▶ Problem details
Look below and pull out each line with the word "text".

▶ Items listed in a dataset
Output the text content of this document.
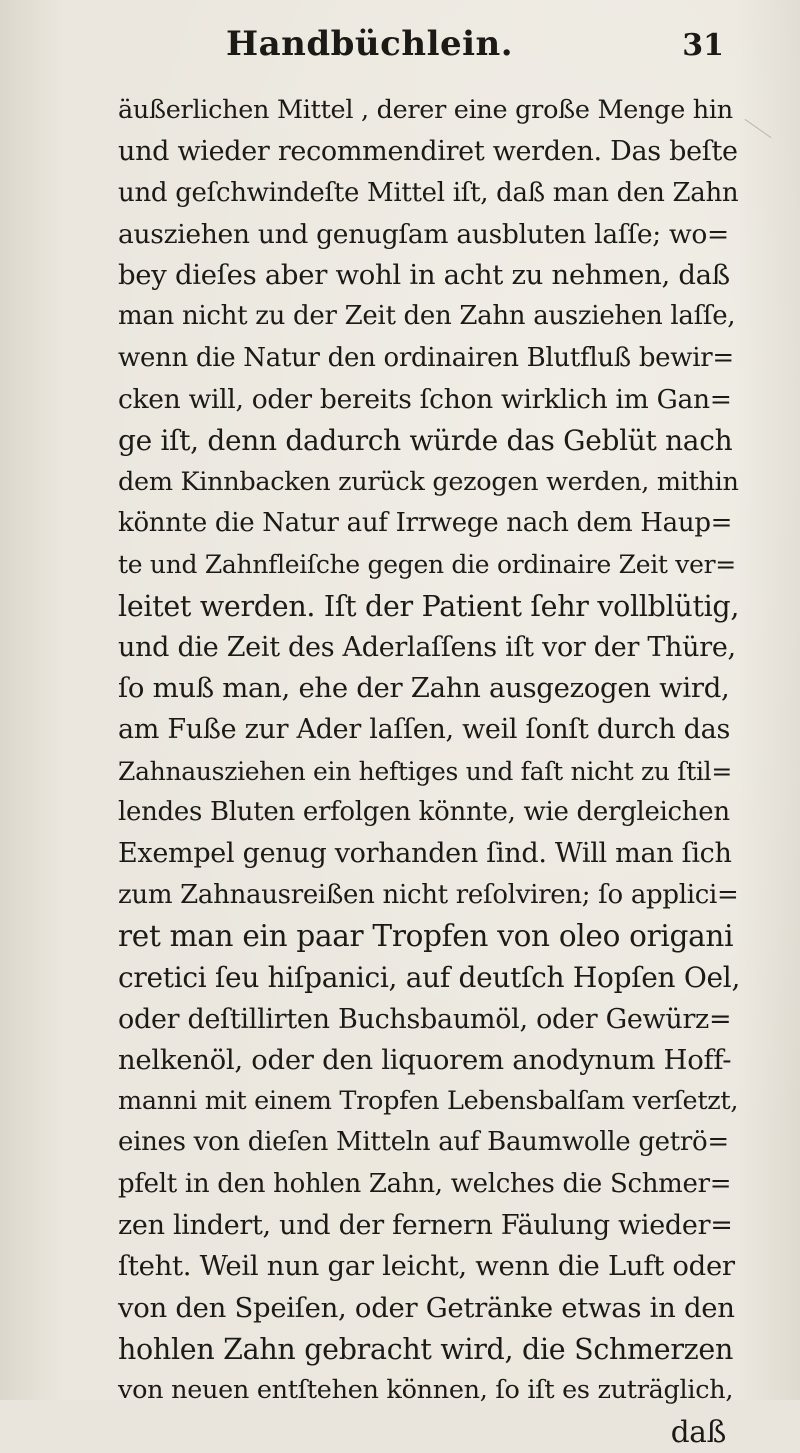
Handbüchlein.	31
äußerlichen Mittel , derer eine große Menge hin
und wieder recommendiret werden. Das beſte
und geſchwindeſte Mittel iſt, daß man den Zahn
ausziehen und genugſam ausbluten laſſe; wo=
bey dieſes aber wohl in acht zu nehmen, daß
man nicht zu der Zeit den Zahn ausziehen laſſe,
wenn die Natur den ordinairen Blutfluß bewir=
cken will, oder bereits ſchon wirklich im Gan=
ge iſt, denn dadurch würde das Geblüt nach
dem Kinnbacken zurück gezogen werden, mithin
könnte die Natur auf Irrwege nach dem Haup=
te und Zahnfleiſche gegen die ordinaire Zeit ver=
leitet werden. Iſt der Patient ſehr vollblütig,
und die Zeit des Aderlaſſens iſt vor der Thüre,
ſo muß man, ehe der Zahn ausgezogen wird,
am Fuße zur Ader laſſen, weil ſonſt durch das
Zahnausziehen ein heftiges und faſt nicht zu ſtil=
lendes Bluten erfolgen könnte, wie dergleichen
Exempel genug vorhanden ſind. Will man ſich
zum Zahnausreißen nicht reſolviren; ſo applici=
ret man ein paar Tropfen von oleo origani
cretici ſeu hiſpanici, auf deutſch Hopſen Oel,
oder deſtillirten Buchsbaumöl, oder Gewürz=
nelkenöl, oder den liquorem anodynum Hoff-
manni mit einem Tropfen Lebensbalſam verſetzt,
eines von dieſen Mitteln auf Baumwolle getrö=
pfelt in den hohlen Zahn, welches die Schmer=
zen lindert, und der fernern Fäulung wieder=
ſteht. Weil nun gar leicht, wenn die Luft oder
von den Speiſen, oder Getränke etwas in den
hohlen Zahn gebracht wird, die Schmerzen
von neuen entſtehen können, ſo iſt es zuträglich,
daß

==

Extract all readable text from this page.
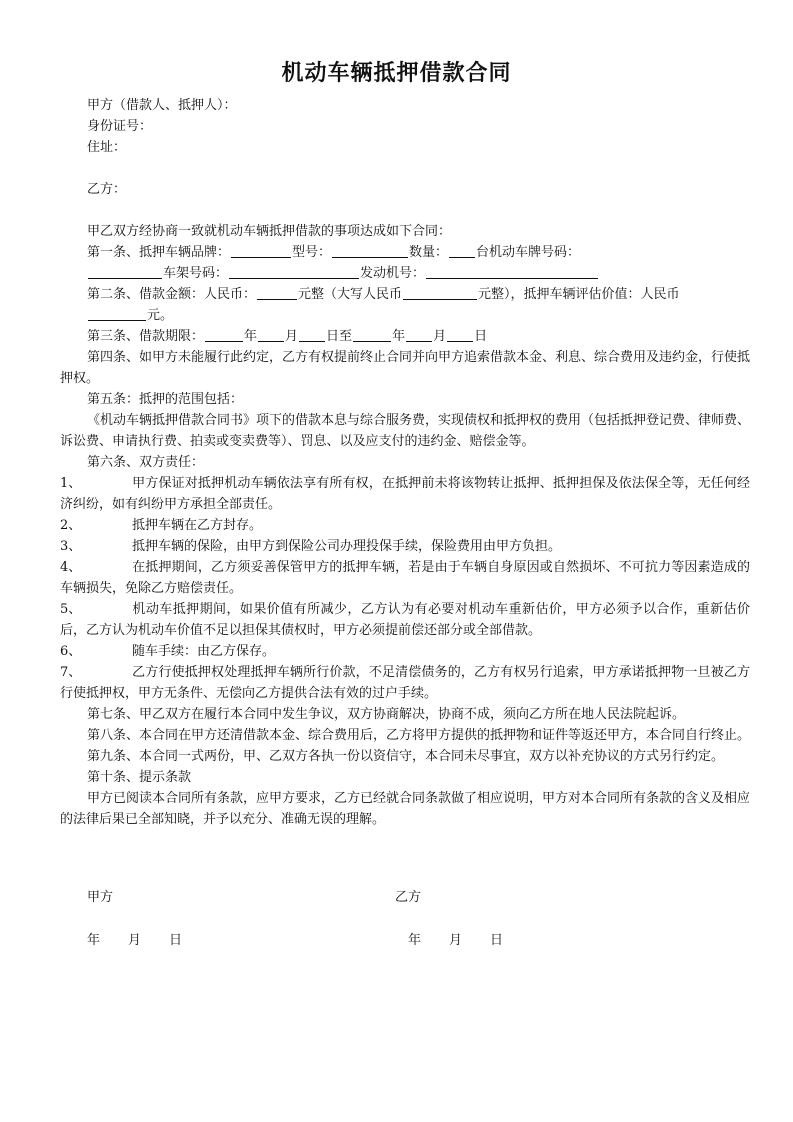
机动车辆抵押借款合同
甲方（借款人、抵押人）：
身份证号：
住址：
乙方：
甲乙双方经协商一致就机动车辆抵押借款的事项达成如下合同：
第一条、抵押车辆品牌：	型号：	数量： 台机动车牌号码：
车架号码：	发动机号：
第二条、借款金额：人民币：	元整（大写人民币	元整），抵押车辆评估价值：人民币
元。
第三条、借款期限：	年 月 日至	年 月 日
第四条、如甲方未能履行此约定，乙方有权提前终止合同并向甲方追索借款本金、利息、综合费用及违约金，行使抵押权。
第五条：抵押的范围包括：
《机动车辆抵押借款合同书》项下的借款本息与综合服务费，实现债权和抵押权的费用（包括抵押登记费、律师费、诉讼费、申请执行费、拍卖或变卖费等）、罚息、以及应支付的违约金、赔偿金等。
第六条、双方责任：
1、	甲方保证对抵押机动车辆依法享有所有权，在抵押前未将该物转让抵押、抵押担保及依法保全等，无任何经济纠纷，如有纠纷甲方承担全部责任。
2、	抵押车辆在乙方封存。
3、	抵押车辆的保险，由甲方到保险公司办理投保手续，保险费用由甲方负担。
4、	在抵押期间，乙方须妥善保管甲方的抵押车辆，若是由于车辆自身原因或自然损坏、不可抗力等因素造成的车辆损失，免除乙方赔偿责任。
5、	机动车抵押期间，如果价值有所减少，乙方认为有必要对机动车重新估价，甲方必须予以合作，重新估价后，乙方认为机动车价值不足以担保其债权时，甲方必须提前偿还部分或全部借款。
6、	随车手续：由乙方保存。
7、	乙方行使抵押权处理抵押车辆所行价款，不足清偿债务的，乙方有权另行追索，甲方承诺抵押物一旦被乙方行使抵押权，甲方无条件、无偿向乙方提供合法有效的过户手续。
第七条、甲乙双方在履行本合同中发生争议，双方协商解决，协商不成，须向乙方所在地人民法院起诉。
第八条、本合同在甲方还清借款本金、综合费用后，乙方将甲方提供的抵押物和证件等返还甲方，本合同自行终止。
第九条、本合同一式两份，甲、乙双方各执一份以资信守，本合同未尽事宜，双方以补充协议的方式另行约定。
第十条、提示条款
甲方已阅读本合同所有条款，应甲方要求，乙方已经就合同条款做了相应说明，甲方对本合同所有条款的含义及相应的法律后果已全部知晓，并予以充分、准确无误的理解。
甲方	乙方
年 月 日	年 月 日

▶ Output of the exercise
Output the text content of this document.
Extract all readable text from this page.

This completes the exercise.